### MATERIAL SHOWN ###
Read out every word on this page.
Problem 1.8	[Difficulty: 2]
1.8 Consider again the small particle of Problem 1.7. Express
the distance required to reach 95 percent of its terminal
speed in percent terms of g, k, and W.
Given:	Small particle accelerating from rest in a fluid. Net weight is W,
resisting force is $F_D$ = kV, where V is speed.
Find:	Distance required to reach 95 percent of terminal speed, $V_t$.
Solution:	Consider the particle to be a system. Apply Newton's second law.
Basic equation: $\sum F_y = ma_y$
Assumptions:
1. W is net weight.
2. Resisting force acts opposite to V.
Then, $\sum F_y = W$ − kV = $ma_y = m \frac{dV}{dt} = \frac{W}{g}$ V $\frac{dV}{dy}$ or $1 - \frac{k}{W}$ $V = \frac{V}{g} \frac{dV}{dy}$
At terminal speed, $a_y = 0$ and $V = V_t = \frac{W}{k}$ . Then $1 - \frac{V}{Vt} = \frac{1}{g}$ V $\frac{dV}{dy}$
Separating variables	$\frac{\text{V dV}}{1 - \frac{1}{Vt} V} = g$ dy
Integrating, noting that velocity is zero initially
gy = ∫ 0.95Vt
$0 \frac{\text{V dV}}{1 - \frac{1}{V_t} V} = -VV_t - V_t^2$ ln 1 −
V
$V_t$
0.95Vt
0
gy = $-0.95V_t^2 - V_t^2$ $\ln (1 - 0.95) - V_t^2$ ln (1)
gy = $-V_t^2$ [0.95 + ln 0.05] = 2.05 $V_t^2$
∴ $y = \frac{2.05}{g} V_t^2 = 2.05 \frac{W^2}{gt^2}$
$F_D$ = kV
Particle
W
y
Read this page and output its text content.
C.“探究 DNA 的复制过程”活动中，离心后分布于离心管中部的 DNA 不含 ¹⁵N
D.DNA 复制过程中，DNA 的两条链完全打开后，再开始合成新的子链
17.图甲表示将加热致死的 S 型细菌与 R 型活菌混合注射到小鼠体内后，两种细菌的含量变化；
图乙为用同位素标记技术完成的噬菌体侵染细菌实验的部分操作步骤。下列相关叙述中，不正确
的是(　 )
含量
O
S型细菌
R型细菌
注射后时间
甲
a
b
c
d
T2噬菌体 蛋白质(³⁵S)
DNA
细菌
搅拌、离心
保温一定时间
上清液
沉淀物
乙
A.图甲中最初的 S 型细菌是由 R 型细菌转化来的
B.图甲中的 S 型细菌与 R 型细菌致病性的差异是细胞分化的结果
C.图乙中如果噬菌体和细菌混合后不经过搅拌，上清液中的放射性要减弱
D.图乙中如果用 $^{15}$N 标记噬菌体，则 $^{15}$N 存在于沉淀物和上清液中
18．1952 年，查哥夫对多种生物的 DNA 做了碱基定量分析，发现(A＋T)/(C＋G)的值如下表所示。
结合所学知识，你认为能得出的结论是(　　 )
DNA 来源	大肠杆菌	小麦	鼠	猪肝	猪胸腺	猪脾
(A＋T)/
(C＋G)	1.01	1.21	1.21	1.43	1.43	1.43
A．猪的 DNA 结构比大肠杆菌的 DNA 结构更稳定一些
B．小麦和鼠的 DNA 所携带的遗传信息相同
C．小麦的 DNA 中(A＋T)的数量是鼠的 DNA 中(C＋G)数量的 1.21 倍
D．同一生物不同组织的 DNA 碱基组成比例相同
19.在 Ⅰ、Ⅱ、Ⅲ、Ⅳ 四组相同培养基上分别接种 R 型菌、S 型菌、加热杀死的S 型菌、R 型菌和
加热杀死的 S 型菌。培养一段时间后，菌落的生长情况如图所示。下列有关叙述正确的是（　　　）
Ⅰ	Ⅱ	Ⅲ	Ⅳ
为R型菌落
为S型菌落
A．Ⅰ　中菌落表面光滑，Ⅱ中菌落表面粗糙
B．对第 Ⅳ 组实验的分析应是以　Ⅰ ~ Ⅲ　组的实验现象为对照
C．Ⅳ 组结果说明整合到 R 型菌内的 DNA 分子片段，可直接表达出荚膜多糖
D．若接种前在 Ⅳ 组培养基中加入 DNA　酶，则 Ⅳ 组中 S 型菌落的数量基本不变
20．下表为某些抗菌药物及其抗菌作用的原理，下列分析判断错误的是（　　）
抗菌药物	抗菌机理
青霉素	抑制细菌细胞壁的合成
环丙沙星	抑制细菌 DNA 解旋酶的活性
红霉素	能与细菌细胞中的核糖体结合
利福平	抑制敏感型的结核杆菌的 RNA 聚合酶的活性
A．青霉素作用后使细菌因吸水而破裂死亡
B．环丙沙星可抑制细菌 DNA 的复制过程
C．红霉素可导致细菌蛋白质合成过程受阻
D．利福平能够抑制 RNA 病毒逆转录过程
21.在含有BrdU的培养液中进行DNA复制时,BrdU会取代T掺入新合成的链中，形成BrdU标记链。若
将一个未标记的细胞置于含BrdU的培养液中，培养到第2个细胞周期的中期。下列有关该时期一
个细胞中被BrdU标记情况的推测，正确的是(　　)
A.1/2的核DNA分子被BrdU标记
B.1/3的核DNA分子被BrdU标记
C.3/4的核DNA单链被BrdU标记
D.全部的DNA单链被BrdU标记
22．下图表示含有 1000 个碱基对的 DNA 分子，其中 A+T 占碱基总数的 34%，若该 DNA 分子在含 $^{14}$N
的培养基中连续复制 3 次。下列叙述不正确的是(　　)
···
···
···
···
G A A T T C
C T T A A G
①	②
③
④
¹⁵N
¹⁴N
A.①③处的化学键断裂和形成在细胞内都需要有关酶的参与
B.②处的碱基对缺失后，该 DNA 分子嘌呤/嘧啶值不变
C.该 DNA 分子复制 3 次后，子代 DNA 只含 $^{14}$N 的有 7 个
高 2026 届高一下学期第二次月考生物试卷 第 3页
###
# DIRECTIONS
How many lines of the entries above hold the string "page"? Reply with the number alone.

# EXERCISE ANSWER
2